The data start
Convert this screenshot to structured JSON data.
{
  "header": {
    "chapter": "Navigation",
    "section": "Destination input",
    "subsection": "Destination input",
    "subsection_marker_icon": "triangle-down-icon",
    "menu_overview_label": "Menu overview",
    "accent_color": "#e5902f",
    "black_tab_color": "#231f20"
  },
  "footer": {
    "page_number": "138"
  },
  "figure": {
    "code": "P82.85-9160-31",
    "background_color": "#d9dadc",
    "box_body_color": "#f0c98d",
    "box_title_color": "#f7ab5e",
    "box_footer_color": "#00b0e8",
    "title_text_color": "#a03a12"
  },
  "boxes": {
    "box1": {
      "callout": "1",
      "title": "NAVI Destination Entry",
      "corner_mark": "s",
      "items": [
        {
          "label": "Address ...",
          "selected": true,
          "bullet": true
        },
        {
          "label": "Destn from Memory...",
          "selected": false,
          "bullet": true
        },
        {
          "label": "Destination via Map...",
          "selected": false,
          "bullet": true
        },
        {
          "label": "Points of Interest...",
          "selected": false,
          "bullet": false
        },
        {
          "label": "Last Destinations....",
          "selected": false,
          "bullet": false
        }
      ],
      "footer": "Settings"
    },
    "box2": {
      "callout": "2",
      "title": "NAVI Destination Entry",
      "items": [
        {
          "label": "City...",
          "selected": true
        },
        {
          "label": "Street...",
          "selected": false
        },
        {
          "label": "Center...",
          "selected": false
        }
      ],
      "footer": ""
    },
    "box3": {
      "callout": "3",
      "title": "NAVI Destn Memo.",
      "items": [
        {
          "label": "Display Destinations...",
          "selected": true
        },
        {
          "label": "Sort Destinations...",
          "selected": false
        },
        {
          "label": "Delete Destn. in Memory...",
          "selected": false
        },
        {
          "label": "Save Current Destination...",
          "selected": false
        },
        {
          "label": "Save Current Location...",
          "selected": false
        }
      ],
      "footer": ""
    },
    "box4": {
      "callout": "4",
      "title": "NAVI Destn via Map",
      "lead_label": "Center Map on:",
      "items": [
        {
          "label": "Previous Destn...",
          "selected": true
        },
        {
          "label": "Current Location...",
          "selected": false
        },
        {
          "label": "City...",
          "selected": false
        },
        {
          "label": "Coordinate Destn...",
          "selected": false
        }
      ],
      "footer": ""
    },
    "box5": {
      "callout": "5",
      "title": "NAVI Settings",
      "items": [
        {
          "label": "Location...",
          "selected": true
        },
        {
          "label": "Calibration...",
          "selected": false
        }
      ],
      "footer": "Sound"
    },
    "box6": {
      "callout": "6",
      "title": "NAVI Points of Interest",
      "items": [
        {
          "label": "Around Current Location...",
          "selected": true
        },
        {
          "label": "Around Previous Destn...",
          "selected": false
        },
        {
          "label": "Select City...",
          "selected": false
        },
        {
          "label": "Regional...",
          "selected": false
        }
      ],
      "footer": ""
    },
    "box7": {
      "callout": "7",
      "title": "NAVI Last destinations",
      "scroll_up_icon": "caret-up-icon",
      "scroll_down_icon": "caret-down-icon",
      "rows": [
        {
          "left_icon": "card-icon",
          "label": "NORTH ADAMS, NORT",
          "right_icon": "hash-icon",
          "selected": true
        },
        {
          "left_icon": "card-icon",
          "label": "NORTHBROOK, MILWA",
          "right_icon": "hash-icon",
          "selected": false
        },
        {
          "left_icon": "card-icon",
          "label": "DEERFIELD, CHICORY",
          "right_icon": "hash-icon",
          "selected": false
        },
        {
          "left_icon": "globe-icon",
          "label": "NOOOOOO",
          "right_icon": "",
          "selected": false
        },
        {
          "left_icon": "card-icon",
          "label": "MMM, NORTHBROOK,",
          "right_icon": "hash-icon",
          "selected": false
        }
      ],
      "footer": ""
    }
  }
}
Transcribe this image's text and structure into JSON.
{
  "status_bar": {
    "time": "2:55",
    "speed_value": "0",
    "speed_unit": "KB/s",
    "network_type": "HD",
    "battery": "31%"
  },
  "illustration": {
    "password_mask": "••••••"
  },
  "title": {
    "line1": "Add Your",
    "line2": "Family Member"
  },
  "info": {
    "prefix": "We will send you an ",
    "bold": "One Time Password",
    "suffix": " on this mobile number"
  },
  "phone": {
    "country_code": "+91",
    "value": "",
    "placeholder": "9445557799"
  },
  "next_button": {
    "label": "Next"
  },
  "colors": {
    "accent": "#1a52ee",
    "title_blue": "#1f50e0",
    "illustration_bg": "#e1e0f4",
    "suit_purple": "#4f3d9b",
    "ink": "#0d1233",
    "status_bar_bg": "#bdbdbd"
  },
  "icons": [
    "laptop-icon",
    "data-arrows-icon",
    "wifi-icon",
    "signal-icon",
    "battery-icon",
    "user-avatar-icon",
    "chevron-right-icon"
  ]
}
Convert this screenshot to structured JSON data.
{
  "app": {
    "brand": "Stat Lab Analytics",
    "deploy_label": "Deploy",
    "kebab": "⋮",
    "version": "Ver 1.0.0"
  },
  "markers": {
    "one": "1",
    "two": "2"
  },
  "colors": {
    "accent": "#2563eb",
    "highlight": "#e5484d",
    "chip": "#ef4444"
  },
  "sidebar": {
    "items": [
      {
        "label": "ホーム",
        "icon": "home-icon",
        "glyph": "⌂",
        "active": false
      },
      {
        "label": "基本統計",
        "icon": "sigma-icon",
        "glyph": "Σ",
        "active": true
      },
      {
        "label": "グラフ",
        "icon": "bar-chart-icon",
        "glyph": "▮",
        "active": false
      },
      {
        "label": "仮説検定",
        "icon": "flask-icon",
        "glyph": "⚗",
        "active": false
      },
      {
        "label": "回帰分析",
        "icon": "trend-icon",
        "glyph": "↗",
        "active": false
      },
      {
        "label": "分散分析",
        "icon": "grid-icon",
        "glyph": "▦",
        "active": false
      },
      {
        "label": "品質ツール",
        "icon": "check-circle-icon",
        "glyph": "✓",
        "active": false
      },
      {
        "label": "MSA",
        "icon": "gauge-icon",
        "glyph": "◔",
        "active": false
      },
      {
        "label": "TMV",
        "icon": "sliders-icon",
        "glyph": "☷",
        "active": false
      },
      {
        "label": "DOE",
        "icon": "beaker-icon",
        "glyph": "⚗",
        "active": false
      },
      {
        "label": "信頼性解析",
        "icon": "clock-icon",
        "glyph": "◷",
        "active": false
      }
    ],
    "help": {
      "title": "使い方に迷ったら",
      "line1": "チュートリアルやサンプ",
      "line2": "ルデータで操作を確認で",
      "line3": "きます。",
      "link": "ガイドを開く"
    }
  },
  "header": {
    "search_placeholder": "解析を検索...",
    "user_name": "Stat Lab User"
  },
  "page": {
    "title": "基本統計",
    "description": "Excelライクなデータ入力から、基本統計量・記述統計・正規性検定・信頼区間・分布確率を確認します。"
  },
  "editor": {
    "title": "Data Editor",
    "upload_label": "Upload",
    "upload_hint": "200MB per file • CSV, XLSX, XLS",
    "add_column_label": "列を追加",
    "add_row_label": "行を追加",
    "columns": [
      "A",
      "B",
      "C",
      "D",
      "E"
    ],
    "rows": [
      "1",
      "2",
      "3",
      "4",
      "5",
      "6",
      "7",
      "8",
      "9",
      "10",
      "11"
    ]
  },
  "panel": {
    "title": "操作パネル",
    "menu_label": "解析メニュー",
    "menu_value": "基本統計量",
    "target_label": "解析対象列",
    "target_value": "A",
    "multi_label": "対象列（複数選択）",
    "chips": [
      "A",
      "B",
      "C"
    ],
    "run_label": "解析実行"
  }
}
The data end
### Exercise aim:
Of all the lines in the data above, state how many include "Memory". Say only the number.

### Output for this task:
2